═════ EXTRAIT PRÉSENTÉ

    (…) Les romans de Joan Didion ne sont guère épais. Styliste obsessionnelle, celle-ci souhaitait, en effet, qu’ils soient lus d’une traite, afin d’éprouver la prosodie qu’elle leur insufflait par son tempo. « J’ai toujours eu le sentiment que le sens même des choses résidait dans le rythme des mots, des phrases, des paragraphes, j’ai développé une technique pour tenir à distance toutes mes pensées, toutes mes croyances, en les recouvrant d’un vernis de plus en plus impénétrable », écrit-elle dans L’Année de la pensée magique.(Macha Séry — Le Monde)

    Joan Didion est morte hier, à 87 ans.

  • Libraires et auteurs face à la crise qui secoue MDS

    MDS, distributeur de très nombreux éditeurs, se trouve depuis plusieurs semaines dans l’incapacité de livrer dans des délais corrects les librairies (15 jours minimum !).

    La solution trouvée pour améliorer la cadence est surréaliste : toute commande inférieure à 3 exemplaires pour un titre donné ne sera pas servie. Une situation intenable pour les libraires (impossibilité de prendre la moindre commande client dans ces conditions), mais aussi pour beaucoup d’auteurs et d’éditeurs indépendants.

    Une lettre ouverte des autrices et auteurs de bande dessinée à la société MDS, au SLF et aux pouvoirs publics, est à lire sur le site Actualitté. Quelques extraits :

    Les retards de livraison se sont accumulés, au point que le 23 novembre, l’entreprise a informé les libraires, brutalement et par courrier, de son incapacité à honorer les commandes de moins de trois exemplaires d’un même livre. Condamnant par là même les petites librairies possédant beaucoup de références d’ouvrages en un seul exemplaire, interdisant les commandes de clients ou les ventes de livres en médiathèques à l’unité.

    Le Syndicat de la Librairie française (SLF) a naturellement répliqué que ces conditions étaient scandaleuses. (…)

    S’il y a évidemment un fort risque que certains clients se dirigent plutôt vers une plateforme en ligne déjà citée, gageons que les libraires sauront se tirer de ce mauvais pas, conseillant à leurs clients d’autres ouvrages pour les livres les moins vendus, commandant trois exemplaires des ventes plus conséquentes. Les petits éditeurs distribués par MDS risquent, en revanche, d’en subir les conséquences.

    Mais derrière eux, déjà fragiles et n’ayant aucun moyen d’action, otages complets de la situation, les autrices et les auteurs dont la présence en librairie est rarement supérieure à deux ouvrages, vont à coup sûr payer le prix fort de ce pugilat entre Librairie, Édition et Distribution.
══════════
═════ DONNÉES ENREGISTRÉES
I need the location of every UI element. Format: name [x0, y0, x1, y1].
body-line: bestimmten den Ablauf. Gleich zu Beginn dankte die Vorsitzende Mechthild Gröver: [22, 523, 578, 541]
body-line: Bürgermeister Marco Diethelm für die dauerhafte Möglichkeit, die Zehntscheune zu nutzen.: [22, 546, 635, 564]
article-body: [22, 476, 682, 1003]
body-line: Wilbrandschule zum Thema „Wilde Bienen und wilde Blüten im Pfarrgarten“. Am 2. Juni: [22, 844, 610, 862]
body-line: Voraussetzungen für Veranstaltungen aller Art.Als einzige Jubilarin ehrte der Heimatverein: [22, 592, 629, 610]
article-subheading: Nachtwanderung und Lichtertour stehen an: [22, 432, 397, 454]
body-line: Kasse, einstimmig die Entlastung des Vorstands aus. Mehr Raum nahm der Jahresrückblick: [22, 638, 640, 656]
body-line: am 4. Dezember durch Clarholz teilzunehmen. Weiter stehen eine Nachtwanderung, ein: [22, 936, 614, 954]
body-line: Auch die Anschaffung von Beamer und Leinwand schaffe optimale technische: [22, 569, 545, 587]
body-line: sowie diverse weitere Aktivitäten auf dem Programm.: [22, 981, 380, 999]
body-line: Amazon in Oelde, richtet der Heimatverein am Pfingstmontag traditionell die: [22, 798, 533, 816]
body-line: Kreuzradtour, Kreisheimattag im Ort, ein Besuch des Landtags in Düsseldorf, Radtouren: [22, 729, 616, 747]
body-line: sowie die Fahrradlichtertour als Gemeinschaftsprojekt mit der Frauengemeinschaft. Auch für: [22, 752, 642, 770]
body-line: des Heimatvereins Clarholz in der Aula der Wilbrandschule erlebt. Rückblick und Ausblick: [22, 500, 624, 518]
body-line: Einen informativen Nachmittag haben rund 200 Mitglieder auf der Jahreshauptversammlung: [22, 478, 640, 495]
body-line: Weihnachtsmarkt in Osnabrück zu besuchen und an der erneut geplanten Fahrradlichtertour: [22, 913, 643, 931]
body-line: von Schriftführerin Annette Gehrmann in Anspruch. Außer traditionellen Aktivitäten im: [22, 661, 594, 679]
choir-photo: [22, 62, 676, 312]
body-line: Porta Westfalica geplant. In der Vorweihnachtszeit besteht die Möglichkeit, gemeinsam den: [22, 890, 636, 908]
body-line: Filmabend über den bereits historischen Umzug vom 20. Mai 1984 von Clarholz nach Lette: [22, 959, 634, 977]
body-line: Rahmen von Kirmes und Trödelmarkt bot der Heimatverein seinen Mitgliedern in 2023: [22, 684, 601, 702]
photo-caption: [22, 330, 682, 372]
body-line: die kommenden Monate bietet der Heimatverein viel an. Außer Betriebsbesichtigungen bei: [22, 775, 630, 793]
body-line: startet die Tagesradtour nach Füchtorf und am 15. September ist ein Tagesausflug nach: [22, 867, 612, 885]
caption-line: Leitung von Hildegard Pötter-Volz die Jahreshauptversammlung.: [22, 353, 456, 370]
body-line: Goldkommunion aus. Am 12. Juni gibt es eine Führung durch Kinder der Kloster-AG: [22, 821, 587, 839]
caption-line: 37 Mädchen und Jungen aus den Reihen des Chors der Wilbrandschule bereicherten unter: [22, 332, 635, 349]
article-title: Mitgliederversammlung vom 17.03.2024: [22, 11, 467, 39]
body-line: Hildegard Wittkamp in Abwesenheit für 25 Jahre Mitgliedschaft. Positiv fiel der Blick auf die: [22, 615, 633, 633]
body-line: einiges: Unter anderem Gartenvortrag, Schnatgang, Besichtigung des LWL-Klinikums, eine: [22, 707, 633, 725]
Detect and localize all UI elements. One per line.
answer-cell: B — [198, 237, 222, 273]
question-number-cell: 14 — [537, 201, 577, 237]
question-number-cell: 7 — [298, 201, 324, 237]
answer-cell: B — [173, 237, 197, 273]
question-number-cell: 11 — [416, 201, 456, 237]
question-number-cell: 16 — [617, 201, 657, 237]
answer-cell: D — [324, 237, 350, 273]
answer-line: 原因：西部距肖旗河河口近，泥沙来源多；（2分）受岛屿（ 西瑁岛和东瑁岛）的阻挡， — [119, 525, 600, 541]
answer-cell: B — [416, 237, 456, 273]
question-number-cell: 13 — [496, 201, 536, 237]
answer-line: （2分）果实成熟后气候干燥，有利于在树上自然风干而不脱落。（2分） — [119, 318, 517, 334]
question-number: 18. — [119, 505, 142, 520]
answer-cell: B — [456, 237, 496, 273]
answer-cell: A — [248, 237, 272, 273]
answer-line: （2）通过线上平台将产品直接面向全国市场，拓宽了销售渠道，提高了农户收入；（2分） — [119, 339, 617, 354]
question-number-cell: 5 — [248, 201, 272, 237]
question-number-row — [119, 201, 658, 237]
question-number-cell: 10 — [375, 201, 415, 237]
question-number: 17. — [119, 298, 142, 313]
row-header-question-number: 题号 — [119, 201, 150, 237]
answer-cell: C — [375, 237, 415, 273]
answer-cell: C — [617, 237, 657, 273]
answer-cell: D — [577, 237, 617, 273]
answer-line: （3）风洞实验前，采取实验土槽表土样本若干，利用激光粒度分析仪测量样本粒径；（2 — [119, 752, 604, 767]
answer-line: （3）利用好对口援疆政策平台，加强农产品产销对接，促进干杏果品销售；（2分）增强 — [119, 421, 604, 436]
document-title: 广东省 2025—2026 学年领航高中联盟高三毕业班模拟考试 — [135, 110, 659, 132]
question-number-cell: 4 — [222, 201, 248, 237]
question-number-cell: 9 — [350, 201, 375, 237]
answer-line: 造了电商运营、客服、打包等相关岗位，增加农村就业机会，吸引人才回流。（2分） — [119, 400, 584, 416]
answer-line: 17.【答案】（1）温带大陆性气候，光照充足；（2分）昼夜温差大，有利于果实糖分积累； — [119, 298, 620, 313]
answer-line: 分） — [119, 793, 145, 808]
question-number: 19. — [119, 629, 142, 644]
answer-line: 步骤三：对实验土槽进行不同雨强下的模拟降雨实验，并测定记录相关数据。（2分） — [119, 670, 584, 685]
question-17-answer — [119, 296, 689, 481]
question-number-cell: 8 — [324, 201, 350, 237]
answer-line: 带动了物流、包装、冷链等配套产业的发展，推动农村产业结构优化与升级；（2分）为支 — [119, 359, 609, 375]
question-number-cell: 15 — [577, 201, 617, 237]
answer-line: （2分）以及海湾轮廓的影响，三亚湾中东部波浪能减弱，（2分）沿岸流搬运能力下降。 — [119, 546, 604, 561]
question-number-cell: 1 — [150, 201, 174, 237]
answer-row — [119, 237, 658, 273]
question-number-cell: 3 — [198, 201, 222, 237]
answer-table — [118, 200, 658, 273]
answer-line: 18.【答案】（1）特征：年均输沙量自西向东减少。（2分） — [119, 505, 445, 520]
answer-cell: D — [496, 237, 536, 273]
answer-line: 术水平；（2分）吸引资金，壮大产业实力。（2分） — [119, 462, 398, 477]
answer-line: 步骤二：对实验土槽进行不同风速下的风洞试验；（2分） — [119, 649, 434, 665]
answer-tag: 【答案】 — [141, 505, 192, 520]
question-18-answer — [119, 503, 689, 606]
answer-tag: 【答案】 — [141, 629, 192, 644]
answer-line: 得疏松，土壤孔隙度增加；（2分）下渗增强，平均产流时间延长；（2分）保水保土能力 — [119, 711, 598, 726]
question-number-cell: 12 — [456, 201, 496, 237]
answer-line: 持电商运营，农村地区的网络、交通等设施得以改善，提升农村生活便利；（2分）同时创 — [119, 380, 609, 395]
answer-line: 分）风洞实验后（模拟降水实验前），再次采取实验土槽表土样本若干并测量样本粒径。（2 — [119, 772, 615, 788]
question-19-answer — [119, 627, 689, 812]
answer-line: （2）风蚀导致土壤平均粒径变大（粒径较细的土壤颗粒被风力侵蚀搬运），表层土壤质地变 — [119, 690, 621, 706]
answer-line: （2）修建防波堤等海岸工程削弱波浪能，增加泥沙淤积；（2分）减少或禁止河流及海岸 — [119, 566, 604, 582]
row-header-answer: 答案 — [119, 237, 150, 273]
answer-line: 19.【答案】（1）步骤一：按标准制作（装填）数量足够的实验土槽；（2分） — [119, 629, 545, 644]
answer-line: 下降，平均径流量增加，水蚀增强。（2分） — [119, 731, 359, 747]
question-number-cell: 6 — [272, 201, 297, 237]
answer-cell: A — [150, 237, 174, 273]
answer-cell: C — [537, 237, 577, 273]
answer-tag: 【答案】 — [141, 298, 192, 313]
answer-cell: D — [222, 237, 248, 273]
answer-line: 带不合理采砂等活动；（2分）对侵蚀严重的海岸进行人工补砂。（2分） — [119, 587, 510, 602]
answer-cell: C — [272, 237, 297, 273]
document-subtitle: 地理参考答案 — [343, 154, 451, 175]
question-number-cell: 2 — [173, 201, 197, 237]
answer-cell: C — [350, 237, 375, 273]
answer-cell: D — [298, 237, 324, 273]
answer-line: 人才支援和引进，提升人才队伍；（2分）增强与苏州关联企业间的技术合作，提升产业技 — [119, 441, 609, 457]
══════════
- **POINT D'ACTION 1**
D'après l'extrait présenté, quel jour MDS a-t-il informé les libraires qu'il ne pouvait plus honorer les commandes de moins de trois exemplaires d'un même livre ?
- **POINT D'ACTION 2**
Écrivez la suite de l'extrait présenté sur la crise du distributeur MDS, en reprenant juste après sa dernière phrase.

- **RÉPONSE RÉDIGÉE 1**
Le 23 novembre.

- **RÉPONSE RÉDIGÉE 2**
    Contrairement à ce qui est écrit dans cette lettre ouverte, je ne suis pas certain que « les libraires sauront se tirer de ce mauvais pas » sans casse. Bien sûr que le conseil permet d’orienter les lecteurs vers d’autres ouvrages, mais pour ceux qui par exemple veulent compléter une collection (MDS distribue beaucoup d’éditeurs BD et jeunesse), ou dont le choix est arrêté, la tentation d’aller voir en ligne est grande.

  • Art Spiegelman et le roman graphique

    Une interview de Spiegelman dans Le Monde, à lire ici. On peut étendre sa remarque à toute la littérature de genre, SFF ou polar.

    Je suis mal à l’aise quand on parle de « roman graphique », un terme très marketing. Je préfère dire que je suis un artiste de bande dessinée. Je ne vois personnellement rien de mal dans la bande dessinée, qui fait partie des plus grandes réalisations de l’humanité. Pourquoi s’embarrasser d’un euphémisme ? C’est comme si l’on avait voulu mélanger la bande dessinée à quelque chose de respectable, le roman, alors que le roman n’a pas toujours été respectable, par exemple au XVIIIsiècle. Un jour, mon ami le scénariste britannique Neil Gaiman se rend à une soirée pleine de gens importants qui l’ignorent parce qu’il s’est présenté comme auteur de bande dessinée. Quand ils ont appris qu’il était le créateur de Sandman, les mêmes se sont alors dirigés vers lui sur l’air de : « Désolé, on ne savait pas que vous étiez un romancier graphique. » Comme il s’en amuse lui-même, il est arrivé dans cette soirée dans la peau d’une « prostituée » et en est ressorti dans celle d’une « dame de la nuit ». C’est ainsi. La bande dessinée reste associée à la notion d’humour, ce qui est regrettable.